_Instructions to follow_
Write out the records again, exactly, leaving none out.

_Data provided_
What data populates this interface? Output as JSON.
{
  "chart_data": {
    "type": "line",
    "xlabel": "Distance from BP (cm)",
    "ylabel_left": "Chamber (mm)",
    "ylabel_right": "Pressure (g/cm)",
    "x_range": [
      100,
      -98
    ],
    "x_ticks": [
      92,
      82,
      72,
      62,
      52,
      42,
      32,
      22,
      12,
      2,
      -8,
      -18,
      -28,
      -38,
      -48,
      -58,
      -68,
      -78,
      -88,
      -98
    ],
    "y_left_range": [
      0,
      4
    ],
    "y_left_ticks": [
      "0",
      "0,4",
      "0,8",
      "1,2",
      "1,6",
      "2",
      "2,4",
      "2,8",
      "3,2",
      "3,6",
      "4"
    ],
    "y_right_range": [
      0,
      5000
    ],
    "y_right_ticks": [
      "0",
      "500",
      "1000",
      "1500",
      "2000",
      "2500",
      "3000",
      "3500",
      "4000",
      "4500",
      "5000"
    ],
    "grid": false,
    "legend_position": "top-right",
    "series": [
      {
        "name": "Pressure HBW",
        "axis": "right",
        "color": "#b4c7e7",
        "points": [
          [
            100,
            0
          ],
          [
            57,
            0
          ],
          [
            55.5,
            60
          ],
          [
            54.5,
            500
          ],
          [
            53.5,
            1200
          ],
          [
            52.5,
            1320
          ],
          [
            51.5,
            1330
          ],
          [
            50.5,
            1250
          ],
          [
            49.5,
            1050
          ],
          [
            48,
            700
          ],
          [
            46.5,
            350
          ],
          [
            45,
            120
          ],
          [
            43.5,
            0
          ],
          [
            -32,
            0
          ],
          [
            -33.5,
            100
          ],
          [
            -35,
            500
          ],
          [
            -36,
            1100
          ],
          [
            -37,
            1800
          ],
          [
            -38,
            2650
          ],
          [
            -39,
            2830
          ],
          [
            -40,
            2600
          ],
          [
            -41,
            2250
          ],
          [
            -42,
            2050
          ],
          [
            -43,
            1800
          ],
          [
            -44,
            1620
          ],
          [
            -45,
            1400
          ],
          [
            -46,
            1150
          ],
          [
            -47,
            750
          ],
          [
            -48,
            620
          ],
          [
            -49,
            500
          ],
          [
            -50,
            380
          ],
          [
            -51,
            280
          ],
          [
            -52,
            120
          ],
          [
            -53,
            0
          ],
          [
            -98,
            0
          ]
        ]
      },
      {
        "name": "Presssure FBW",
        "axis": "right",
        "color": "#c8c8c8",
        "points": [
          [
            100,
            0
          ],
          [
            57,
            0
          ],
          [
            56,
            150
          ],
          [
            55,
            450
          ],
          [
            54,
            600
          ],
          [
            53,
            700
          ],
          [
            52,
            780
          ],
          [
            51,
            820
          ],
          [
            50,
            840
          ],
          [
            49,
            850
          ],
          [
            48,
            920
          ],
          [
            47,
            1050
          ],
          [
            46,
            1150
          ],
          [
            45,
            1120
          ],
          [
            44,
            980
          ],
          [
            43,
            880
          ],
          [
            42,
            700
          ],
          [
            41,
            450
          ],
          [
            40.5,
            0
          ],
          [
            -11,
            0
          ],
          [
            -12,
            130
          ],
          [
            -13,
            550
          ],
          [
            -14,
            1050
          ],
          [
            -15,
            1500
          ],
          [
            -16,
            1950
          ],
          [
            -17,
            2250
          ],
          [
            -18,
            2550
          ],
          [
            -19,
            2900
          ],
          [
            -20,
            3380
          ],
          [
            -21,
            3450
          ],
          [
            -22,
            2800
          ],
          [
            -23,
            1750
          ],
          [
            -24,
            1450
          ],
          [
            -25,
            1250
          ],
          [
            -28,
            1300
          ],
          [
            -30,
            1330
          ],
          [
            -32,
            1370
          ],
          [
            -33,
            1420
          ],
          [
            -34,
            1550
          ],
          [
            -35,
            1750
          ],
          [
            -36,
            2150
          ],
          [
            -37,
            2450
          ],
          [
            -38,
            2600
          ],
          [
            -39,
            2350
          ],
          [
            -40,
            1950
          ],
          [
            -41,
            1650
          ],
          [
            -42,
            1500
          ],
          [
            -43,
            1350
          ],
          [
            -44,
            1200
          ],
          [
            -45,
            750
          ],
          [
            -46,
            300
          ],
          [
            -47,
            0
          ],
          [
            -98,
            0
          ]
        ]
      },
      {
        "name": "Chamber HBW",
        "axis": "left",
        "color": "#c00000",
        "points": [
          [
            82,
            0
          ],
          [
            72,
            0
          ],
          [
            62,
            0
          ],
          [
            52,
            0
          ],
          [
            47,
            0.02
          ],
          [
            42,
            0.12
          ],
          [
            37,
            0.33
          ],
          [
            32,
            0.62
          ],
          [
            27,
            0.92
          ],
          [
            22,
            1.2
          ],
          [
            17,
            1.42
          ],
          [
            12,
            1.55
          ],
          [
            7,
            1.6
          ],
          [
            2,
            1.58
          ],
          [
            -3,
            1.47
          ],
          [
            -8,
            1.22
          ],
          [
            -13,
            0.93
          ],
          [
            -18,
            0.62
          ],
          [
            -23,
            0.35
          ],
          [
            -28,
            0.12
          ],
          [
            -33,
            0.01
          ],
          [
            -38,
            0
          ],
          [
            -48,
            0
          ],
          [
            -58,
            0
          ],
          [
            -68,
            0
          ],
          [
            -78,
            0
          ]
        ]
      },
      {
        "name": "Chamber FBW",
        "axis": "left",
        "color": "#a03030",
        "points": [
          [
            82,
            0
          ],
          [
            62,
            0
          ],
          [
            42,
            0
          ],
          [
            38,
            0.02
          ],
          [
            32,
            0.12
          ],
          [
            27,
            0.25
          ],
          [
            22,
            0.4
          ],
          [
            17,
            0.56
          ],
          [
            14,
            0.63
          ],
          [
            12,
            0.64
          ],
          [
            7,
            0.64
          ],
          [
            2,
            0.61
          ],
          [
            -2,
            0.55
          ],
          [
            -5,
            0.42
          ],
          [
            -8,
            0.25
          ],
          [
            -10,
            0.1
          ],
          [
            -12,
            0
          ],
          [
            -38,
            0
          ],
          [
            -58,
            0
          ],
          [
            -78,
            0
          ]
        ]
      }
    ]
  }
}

_Answer below_
What data populates this interface? Output as JSON.
{
  "chart_data": {
    "type": "line",
    "xlabel": "Distance from BP (cm)",
    "ylabel_left": "Chamber (mm)",
    "ylabel_right": "Pressure (g/cm)",
    "x_range": [
      100,
      -98
    ],
    "x_ticks": [
      92,
      82,
      72,
      62,
      52,
      42,
      32,
      22,
      12,
      2,
      -8,
      -18,
      -28,
      -38,
      -48,
      -58,
      -68,
      -78,
      -88,
      -98
    ],
    "y_left_range": [
      0,
      4
    ],
    "y_left_ticks": [
      "0",
      "0,4",
      "0,8",
      "1,2",
      "1,6",
      "2",
      "2,4",
      "2,8",
      "3,2",
      "3,6",
      "4"
    ],
    "y_right_range": [
      0,
      5000
    ],
    "y_right_ticks": [
      "0",
      "500",
      "1000",
      "1500",
      "2000",
      "2500",
      "3000",
      "3500",
      "4000",
      "4500",
      "5000"
    ],
    "grid": false,
    "legend_position": "top-right",
    "series": [
      {
        "name": "Pressure HBW",
        "axis": "right",
        "color": "#b4c7e7",
        "points": [
          [
            100,
            0
          ],
          [
            57,
            0
          ],
          [
            55.5,
            60
          ],
          [
            54.5,
            500
          ],
          [
            53.5,
            1200
          ],
          [
            52.5,
            1320
          ],
          [
            51.5,
            1330
          ],
          [
            50.5,
            1250
          ],
          [
            49.5,
            1050
          ],
          [
            48,
            700
          ],
          [
            46.5,
            350
          ],
          [
            45,
            120
          ],
          [
            43.5,
            0
          ],
          [
            -32,
            0
          ],
          [
            -33.5,
            100
          ],
          [
            -35,
            500
          ],
          [
            -36,
            1100
          ],
          [
            -37,
            1800
          ],
          [
            -38,
            2650
          ],
          [
            -39,
            2830
          ],
          [
            -40,
            2600
          ],
          [
            -41,
            2250
          ],
          [
            -42,
            2050
          ],
          [
            -43,
            1800
          ],
          [
            -44,
            1620
          ],
          [
            -45,
            1400
          ],
          [
            -46,
            1150
          ],
          [
            -47,
            750
          ],
          [
            -48,
            620
          ],
          [
            -49,
            500
          ],
          [
            -50,
            380
          ],
          [
            -51,
            280
          ],
          [
            -52,
            120
          ],
          [
            -53,
            0
          ],
          [
            -98,
            0
          ]
        ]
      },
      {
        "name": "Presssure FBW",
        "axis": "right",
        "color": "#c8c8c8",
        "points": [
          [
            100,
            0
          ],
          [
            57,
            0
          ],
          [
            56,
            150
          ],
          [
            55,
            450
          ],
          [
            54,
            600
          ],
          [
            53,
            700
          ],
          [
            52,
            780
          ],
          [
            51,
            820
          ],
          [
            50,
            840
          ],
          [
            49,
            850
          ],
          [
            48,
            920
          ],
          [
            47,
            1050
          ],
          [
            46,
            1150
          ],
          [
            45,
            1120
          ],
          [
            44,
            980
          ],
          [
            43,
            880
          ],
          [
            42,
            700
          ],
          [
            41,
            450
          ],
          [
            40.5,
            0
          ],
          [
            -11,
            0
          ],
          [
            -12,
            130
          ],
          [
            -13,
            550
          ],
          [
            -14,
            1050
          ],
          [
            -15,
            1500
          ],
          [
            -16,
            1950
          ],
          [
            -17,
            2250
          ],
          [
            -18,
            2550
          ],
          [
            -19,
            2900
          ],
          [
            -20,
            3380
          ],
          [
            -21,
            3450
          ],
          [
            -22,
            2800
          ],
          [
            -23,
            1750
          ],
          [
            -24,
            1450
          ],
          [
            -25,
            1250
          ],
          [
            -28,
            1300
          ],
          [
            -30,
            1330
          ],
          [
            -32,
            1370
          ],
          [
            -33,
            1420
          ],
          [
            -34,
            1550
          ],
          [
            -35,
            1750
          ],
          [
            -36,
            2150
          ],
          [
            -37,
            2450
          ],
          [
            -38,
            2600
          ],
          [
            -39,
            2350
          ],
          [
            -40,
            1950
          ],
          [
            -41,
            1650
          ],
          [
            -42,
            1500
          ],
          [
            -43,
            1350
          ],
          [
            -44,
            1200
          ],
          [
            -45,
            750
          ],
          [
            -46,
            300
          ],
          [
            -47,
            0
          ],
          [
            -98,
            0
          ]
        ]
      },
      {
        "name": "Chamber HBW",
        "axis": "left",
        "color": "#c00000",
        "points": [
          [
            82,
            0
          ],
          [
            72,
            0
          ],
          [
            62,
            0
          ],
          [
            52,
            0
          ],
          [
            47,
            0.02
          ],
          [
            42,
            0.12
          ],
          [
            37,
            0.33
          ],
          [
            32,
            0.62
          ],
          [
            27,
            0.92
          ],
          [
            22,
            1.2
          ],
          [
            17,
            1.42
          ],
          [
            12,
            1.55
          ],
          [
            7,
            1.6
          ],
          [
            2,
            1.58
          ],
          [
            -3,
            1.47
          ],
          [
            -8,
            1.22
          ],
          [
            -13,
            0.93
          ],
          [
            -18,
            0.62
          ],
          [
            -23,
            0.35
          ],
          [
            -28,
            0.12
          ],
          [
            -33,
            0.01
          ],
          [
            -38,
            0
          ],
          [
            -48,
            0
          ],
          [
            -58,
            0
          ],
          [
            -68,
            0
          ],
          [
            -78,
            0
          ]
        ]
      },
      {
        "name": "Chamber FBW",
        "axis": "left",
        "color": "#a03030",
        "points": [
          [
            82,
            0
          ],
          [
            62,
            0
          ],
          [
            42,
            0
          ],
          [
            38,
            0.02
          ],
          [
            32,
            0.12
          ],
          [
            27,
            0.25
          ],
          [
            22,
            0.4
          ],
          [
            17,
            0.56
          ],
          [
            14,
            0.63
          ],
          [
            12,
            0.64
          ],
          [
            7,
            0.64
          ],
          [
            2,
            0.61
          ],
          [
            -2,
            0.55
          ],
          [
            -5,
            0.42
          ],
          [
            -8,
            0.25
          ],
          [
            -10,
            0.1
          ],
          [
            -12,
            0
          ],
          [
            -38,
            0
          ],
          [
            -58,
            0
          ],
          [
            -78,
            0
          ]
        ]
      }
    ]
  }
}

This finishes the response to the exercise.